◆ YOUR OBJECTIVE ◆
Check every line of the entries below for the word "비트코인", and copy the ones that have it.

####################

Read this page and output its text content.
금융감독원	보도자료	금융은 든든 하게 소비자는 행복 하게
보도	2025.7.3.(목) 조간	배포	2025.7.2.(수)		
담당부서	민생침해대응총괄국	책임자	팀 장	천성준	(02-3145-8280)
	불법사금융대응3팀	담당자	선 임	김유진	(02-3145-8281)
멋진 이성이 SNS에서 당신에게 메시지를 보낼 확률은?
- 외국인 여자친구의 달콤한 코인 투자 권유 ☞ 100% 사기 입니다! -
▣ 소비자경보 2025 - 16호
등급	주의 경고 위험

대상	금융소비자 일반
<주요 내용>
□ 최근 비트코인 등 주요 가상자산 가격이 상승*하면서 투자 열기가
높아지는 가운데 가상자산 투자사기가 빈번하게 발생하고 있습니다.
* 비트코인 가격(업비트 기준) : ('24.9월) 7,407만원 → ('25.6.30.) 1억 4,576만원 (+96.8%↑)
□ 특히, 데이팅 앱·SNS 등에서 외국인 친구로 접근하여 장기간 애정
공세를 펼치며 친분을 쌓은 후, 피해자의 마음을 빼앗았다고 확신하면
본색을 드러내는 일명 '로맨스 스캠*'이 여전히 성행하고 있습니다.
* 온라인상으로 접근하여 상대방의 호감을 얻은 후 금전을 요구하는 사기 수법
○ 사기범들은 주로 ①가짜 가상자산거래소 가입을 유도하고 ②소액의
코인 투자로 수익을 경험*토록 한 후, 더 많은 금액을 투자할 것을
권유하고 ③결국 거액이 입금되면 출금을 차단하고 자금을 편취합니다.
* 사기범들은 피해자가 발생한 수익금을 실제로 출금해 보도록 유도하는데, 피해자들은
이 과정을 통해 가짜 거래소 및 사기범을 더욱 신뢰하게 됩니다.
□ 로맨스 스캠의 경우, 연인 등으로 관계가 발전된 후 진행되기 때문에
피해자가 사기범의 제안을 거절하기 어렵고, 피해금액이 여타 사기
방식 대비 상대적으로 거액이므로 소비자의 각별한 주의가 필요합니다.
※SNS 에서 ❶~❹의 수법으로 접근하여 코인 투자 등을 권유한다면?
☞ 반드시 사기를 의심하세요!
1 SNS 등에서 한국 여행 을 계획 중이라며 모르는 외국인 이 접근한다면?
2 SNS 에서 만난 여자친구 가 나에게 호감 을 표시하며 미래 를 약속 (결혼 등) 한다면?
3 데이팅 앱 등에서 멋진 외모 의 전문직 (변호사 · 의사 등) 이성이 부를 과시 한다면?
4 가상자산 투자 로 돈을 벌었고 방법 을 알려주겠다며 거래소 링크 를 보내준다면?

####################

◆ EXPECTED ANSWER ◆
□ 최근 비트코인 등 주요 가상자산 가격이 상승*하면서 투자 열기가
* 비트코인 가격(업비트 기준) : ('24.9월) 7,407만원 → ('25.6.30.) 1억 4,576만원 (+96.8%↑)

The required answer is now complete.